● **Required task**:
Search the data below for the word "Just" and copy each line that holds it.

* begin Information given *

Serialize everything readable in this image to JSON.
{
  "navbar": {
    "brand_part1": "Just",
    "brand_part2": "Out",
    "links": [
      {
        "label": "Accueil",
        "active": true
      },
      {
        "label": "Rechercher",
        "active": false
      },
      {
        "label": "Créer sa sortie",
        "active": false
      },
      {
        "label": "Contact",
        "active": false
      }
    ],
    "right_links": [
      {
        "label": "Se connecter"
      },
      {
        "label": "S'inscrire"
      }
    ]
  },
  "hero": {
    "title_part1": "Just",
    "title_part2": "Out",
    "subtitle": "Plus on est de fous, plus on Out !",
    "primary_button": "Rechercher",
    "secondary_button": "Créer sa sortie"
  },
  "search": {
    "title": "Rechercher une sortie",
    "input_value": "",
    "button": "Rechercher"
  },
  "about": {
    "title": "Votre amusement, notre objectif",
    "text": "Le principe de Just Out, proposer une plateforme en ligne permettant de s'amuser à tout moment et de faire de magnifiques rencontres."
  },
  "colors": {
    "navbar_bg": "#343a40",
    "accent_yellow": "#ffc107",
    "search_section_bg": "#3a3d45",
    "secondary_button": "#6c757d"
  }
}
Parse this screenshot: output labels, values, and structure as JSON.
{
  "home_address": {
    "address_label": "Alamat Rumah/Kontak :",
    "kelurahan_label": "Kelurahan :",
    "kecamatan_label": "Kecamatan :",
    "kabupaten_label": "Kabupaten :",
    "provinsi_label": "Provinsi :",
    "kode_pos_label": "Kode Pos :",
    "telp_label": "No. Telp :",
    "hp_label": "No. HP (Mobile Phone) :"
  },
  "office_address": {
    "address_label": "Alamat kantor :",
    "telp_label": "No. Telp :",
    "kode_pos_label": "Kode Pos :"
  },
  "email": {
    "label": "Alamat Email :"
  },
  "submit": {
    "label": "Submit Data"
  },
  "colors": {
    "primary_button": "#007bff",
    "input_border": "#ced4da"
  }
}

* end Information given *

● **The output**:
    "brand_part1": "Just",
    "title_part1": "Just",
    "text": "Le principe de Just Out, proposer une plateforme en ligne permettant de s'amuser à tout moment et de faire de magnifiques rencontres."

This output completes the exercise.